Data shown »
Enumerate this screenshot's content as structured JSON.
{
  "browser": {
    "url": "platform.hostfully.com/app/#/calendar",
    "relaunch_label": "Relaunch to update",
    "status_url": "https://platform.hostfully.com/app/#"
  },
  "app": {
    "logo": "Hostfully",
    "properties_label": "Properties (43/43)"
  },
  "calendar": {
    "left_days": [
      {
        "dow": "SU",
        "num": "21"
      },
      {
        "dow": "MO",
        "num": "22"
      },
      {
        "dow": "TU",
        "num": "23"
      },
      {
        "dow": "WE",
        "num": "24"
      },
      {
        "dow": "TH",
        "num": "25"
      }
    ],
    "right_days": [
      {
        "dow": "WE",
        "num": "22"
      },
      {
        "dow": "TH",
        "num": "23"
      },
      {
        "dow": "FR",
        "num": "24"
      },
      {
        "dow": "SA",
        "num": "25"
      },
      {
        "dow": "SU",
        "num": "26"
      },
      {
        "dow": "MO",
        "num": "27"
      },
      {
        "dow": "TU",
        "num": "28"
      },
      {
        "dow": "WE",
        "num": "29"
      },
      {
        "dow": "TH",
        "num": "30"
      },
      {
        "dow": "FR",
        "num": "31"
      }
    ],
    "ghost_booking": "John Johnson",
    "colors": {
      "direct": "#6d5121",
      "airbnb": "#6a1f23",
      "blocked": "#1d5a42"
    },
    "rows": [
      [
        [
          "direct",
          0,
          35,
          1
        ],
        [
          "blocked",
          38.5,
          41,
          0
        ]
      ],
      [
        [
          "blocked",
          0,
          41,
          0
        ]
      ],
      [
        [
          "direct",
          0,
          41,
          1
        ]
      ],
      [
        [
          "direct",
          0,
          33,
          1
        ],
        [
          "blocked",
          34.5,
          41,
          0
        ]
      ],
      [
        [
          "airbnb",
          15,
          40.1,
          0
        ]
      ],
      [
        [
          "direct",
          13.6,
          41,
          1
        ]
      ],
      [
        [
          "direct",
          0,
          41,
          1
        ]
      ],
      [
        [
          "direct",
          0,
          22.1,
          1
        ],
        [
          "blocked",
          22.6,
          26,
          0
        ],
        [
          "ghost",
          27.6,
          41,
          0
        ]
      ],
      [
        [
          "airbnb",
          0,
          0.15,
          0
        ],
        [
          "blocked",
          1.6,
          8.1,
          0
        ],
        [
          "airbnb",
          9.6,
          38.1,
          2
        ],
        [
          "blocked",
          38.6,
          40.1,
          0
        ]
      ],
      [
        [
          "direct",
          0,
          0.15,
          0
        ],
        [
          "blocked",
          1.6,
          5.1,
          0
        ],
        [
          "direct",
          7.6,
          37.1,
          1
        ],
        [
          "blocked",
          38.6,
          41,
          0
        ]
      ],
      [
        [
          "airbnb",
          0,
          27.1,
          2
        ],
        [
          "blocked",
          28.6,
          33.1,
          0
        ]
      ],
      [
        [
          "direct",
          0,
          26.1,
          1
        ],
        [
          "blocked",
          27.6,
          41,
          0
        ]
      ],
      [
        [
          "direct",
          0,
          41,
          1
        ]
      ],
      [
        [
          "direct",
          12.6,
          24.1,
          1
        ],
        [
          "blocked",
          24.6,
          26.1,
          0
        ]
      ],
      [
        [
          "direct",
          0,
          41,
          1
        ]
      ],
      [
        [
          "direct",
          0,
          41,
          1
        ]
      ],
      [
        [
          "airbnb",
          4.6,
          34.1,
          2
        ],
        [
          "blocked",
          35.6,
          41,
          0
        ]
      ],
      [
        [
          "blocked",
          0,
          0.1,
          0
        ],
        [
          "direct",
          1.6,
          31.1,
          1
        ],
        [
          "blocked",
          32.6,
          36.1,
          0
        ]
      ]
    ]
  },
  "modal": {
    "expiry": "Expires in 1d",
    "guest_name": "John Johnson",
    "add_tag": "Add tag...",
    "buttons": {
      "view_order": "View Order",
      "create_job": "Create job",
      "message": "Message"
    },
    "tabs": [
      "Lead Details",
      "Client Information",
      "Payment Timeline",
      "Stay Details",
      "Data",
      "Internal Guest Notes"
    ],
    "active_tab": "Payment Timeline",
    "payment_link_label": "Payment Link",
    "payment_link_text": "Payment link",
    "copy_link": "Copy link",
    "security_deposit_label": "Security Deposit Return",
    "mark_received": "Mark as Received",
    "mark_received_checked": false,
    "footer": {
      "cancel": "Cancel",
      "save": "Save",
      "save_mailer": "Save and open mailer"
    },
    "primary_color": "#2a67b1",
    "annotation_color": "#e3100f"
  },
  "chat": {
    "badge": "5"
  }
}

What is needed » Copy all the records above precisely.

Output below »
Enumerate this screenshot's content as structured JSON.
{
  "browser": {
    "url": "platform.hostfully.com/app/#/calendar",
    "relaunch_label": "Relaunch to update",
    "status_url": "https://platform.hostfully.com/app/#"
  },
  "app": {
    "logo": "Hostfully",
    "properties_label": "Properties (43/43)"
  },
  "calendar": {
    "left_days": [
      {
        "dow": "SU",
        "num": "21"
      },
      {
        "dow": "MO",
        "num": "22"
      },
      {
        "dow": "TU",
        "num": "23"
      },
      {
        "dow": "WE",
        "num": "24"
      },
      {
        "dow": "TH",
        "num": "25"
      }
    ],
    "right_days": [
      {
        "dow": "WE",
        "num": "22"
      },
      {
        "dow": "TH",
        "num": "23"
      },
      {
        "dow": "FR",
        "num": "24"
      },
      {
        "dow": "SA",
        "num": "25"
      },
      {
        "dow": "SU",
        "num": "26"
      },
      {
        "dow": "MO",
        "num": "27"
      },
      {
        "dow": "TU",
        "num": "28"
      },
      {
        "dow": "WE",
        "num": "29"
      },
      {
        "dow": "TH",
        "num": "30"
      },
      {
        "dow": "FR",
        "num": "31"
      }
    ],
    "ghost_booking": "John Johnson",
    "colors": {
      "direct": "#6d5121",
      "airbnb": "#6a1f23",
      "blocked": "#1d5a42"
    },
    "rows": [
      [
        [
          "direct",
          0,
          35,
          1
        ],
        [
          "blocked",
          38.5,
          41,
          0
        ]
      ],
      [
        [
          "blocked",
          0,
          41,
          0
        ]
      ],
      [
        [
          "direct",
          0,
          41,
          1
        ]
      ],
      [
        [
          "direct",
          0,
          33,
          1
        ],
        [
          "blocked",
          34.5,
          41,
          0
        ]
      ],
      [
        [
          "airbnb",
          15,
          40.1,
          0
        ]
      ],
      [
        [
          "direct",
          13.6,
          41,
          1
        ]
      ],
      [
        [
          "direct",
          0,
          41,
          1
        ]
      ],
      [
        [
          "direct",
          0,
          22.1,
          1
        ],
        [
          "blocked",
          22.6,
          26,
          0
        ],
        [
          "ghost",
          27.6,
          41,
          0
        ]
      ],
      [
        [
          "airbnb",
          0,
          0.15,
          0
        ],
        [
          "blocked",
          1.6,
          8.1,
          0
        ],
        [
          "airbnb",
          9.6,
          38.1,
          2
        ],
        [
          "blocked",
          38.6,
          40.1,
          0
        ]
      ],
      [
        [
          "direct",
          0,
          0.15,
          0
        ],
        [
          "blocked",
          1.6,
          5.1,
          0
        ],
        [
          "direct",
          7.6,
          37.1,
          1
        ],
        [
          "blocked",
          38.6,
          41,
          0
        ]
      ],
      [
        [
          "airbnb",
          0,
          27.1,
          2
        ],
        [
          "blocked",
          28.6,
          33.1,
          0
        ]
      ],
      [
        [
          "direct",
          0,
          26.1,
          1
        ],
        [
          "blocked",
          27.6,
          41,
          0
        ]
      ],
      [
        [
          "direct",
          0,
          41,
          1
        ]
      ],
      [
        [
          "direct",
          12.6,
          24.1,
          1
        ],
        [
          "blocked",
          24.6,
          26.1,
          0
        ]
      ],
      [
        [
          "direct",
          0,
          41,
          1
        ]
      ],
      [
        [
          "direct",
          0,
          41,
          1
        ]
      ],
      [
        [
          "airbnb",
          4.6,
          34.1,
          2
        ],
        [
          "blocked",
          35.6,
          41,
          0
        ]
      ],
      [
        [
          "blocked",
          0,
          0.1,
          0
        ],
        [
          "direct",
          1.6,
          31.1,
          1
        ],
        [
          "blocked",
          32.6,
          36.1,
          0
        ]
      ]
    ]
  },
  "modal": {
    "expiry": "Expires in 1d",
    "guest_name": "John Johnson",
    "add_tag": "Add tag...",
    "buttons": {
      "view_order": "View Order",
      "create_job": "Create job",
      "message": "Message"
    },
    "tabs": [
      "Lead Details",
      "Client Information",
      "Payment Timeline",
      "Stay Details",
      "Data",
      "Internal Guest Notes"
    ],
    "active_tab": "Payment Timeline",
    "payment_link_label": "Payment Link",
    "payment_link_text": "Payment link",
    "copy_link": "Copy link",
    "security_deposit_label": "Security Deposit Return",
    "mark_received": "Mark as Received",
    "mark_received_checked": false,
    "footer": {
      "cancel": "Cancel",
      "save": "Save",
      "save_mailer": "Save and open mailer"
    },
    "primary_color": "#2a67b1",
    "annotation_color": "#e3100f"
  },
  "chat": {
    "badge": "5"
  }
}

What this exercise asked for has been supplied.